_What is needed_
Repeat the full listing, word for word.

BEGIN

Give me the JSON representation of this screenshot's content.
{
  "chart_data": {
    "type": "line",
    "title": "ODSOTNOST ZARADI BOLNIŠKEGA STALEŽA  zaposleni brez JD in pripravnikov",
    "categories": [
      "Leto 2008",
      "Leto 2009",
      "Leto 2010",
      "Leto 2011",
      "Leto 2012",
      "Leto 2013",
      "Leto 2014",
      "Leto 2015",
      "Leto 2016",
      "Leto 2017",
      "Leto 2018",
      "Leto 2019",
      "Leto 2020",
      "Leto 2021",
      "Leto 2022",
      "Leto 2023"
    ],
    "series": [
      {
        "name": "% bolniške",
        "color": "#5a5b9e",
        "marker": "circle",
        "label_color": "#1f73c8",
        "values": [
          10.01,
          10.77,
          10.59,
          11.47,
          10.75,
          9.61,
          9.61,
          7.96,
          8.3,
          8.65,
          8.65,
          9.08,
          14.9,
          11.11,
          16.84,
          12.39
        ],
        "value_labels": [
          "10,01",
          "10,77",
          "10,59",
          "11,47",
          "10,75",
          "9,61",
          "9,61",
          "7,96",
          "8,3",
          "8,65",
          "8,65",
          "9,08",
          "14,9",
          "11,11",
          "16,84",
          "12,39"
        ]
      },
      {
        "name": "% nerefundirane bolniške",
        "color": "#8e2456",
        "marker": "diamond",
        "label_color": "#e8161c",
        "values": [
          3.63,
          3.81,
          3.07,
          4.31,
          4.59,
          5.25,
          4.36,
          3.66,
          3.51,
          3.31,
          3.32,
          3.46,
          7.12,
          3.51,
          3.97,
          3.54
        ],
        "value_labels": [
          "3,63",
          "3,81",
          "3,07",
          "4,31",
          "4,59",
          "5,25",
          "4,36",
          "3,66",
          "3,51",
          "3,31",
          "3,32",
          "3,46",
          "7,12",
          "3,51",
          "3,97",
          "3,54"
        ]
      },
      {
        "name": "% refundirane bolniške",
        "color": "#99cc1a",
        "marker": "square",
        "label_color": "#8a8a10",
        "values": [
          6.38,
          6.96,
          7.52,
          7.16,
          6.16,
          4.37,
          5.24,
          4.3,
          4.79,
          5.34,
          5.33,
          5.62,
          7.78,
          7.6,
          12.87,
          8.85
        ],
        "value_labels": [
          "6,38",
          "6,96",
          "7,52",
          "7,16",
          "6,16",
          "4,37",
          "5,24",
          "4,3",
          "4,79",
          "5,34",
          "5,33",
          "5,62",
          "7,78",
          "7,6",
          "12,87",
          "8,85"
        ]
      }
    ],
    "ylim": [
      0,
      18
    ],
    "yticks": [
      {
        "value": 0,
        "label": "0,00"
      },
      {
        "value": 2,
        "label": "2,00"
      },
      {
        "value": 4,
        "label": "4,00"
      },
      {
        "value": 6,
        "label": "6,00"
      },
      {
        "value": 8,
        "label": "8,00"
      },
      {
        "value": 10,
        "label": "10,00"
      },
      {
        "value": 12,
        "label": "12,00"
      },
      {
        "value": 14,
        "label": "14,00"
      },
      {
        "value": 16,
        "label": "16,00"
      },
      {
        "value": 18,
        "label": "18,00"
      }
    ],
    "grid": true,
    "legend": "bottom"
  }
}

END

_Task answer_
Give me the JSON representation of this screenshot's content.
{
  "chart_data": {
    "type": "line",
    "title": "ODSOTNOST ZARADI BOLNIŠKEGA STALEŽA  zaposleni brez JD in pripravnikov",
    "categories": [
      "Leto 2008",
      "Leto 2009",
      "Leto 2010",
      "Leto 2011",
      "Leto 2012",
      "Leto 2013",
      "Leto 2014",
      "Leto 2015",
      "Leto 2016",
      "Leto 2017",
      "Leto 2018",
      "Leto 2019",
      "Leto 2020",
      "Leto 2021",
      "Leto 2022",
      "Leto 2023"
    ],
    "series": [
      {
        "name": "% bolniške",
        "color": "#5a5b9e",
        "marker": "circle",
        "label_color": "#1f73c8",
        "values": [
          10.01,
          10.77,
          10.59,
          11.47,
          10.75,
          9.61,
          9.61,
          7.96,
          8.3,
          8.65,
          8.65,
          9.08,
          14.9,
          11.11,
          16.84,
          12.39
        ],
        "value_labels": [
          "10,01",
          "10,77",
          "10,59",
          "11,47",
          "10,75",
          "9,61",
          "9,61",
          "7,96",
          "8,3",
          "8,65",
          "8,65",
          "9,08",
          "14,9",
          "11,11",
          "16,84",
          "12,39"
        ]
      },
      {
        "name": "% nerefundirane bolniške",
        "color": "#8e2456",
        "marker": "diamond",
        "label_color": "#e8161c",
        "values": [
          3.63,
          3.81,
          3.07,
          4.31,
          4.59,
          5.25,
          4.36,
          3.66,
          3.51,
          3.31,
          3.32,
          3.46,
          7.12,
          3.51,
          3.97,
          3.54
        ],
        "value_labels": [
          "3,63",
          "3,81",
          "3,07",
          "4,31",
          "4,59",
          "5,25",
          "4,36",
          "3,66",
          "3,51",
          "3,31",
          "3,32",
          "3,46",
          "7,12",
          "3,51",
          "3,97",
          "3,54"
        ]
      },
      {
        "name": "% refundirane bolniške",
        "color": "#99cc1a",
        "marker": "square",
        "label_color": "#8a8a10",
        "values": [
          6.38,
          6.96,
          7.52,
          7.16,
          6.16,
          4.37,
          5.24,
          4.3,
          4.79,
          5.34,
          5.33,
          5.62,
          7.78,
          7.6,
          12.87,
          8.85
        ],
        "value_labels": [
          "6,38",
          "6,96",
          "7,52",
          "7,16",
          "6,16",
          "4,37",
          "5,24",
          "4,3",
          "4,79",
          "5,34",
          "5,33",
          "5,62",
          "7,78",
          "7,6",
          "12,87",
          "8,85"
        ]
      }
    ],
    "ylim": [
      0,
      18
    ],
    "yticks": [
      {
        "value": 0,
        "label": "0,00"
      },
      {
        "value": 2,
        "label": "2,00"
      },
      {
        "value": 4,
        "label": "4,00"
      },
      {
        "value": 6,
        "label": "6,00"
      },
      {
        "value": 8,
        "label": "8,00"
      },
      {
        "value": 10,
        "label": "10,00"
      },
      {
        "value": 12,
        "label": "12,00"
      },
      {
        "value": 14,
        "label": "14,00"
      },
      {
        "value": 16,
        "label": "16,00"
      },
      {
        "value": 18,
        "label": "18,00"
      }
    ],
    "grid": true,
    "legend": "bottom"
  }
}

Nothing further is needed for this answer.